Assemble all lines in which the string "unit" appears.

▶ Dataset items:
········
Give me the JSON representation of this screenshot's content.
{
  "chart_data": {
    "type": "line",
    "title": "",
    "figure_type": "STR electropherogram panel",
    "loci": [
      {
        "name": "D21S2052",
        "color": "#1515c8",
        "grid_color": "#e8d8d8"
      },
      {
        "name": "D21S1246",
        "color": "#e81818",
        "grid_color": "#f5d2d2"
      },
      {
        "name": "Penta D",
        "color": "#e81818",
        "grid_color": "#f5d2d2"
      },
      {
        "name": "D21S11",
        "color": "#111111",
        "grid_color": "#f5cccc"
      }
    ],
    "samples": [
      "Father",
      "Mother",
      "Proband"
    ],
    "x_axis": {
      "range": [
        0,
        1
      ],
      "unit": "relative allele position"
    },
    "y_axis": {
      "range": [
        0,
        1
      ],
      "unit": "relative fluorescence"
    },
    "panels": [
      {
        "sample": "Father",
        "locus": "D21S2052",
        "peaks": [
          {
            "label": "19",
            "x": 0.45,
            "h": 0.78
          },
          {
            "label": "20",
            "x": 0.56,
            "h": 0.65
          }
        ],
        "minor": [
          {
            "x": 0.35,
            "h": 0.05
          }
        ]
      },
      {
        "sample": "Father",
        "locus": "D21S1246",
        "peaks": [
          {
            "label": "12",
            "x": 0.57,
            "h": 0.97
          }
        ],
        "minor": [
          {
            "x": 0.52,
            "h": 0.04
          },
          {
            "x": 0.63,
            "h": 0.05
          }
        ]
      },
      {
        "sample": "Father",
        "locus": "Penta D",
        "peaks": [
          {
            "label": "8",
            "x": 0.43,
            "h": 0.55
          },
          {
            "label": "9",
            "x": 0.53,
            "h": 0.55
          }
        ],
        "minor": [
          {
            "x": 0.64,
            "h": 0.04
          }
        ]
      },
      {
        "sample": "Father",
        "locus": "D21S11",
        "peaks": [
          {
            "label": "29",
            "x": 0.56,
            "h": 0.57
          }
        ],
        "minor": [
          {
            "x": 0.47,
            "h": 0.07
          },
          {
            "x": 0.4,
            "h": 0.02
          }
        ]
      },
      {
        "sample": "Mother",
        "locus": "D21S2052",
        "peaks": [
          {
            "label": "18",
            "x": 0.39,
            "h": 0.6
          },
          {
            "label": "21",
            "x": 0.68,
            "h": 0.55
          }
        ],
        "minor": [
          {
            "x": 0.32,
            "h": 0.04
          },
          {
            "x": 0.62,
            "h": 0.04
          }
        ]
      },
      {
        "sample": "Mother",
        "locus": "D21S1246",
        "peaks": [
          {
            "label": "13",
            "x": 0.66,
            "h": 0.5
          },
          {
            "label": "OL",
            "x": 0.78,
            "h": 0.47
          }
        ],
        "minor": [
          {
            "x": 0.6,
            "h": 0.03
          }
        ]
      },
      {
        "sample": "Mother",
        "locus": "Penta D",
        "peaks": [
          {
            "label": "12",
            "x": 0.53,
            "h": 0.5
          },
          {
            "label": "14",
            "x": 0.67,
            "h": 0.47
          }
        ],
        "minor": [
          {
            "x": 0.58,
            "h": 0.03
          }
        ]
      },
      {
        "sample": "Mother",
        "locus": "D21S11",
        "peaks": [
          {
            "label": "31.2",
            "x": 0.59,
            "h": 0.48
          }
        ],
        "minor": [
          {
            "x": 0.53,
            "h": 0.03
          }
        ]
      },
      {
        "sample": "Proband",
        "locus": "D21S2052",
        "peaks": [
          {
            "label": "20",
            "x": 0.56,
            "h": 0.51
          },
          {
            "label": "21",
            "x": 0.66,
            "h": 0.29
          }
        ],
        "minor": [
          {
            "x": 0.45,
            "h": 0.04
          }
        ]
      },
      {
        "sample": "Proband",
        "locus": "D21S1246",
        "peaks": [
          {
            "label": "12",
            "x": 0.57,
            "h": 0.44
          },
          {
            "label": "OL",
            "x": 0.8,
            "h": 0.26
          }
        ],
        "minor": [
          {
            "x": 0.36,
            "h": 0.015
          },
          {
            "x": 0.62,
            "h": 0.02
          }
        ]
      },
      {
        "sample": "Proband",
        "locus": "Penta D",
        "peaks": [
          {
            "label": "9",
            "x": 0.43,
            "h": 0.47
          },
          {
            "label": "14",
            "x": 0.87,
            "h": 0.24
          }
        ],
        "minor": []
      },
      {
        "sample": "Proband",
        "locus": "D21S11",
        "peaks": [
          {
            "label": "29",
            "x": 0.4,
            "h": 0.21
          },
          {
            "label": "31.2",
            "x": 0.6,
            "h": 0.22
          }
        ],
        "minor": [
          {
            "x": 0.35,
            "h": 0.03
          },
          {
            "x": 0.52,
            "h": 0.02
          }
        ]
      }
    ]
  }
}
········
▶ Answer in full:
      "unit": "relative allele position"
      "unit": "relative fluorescence"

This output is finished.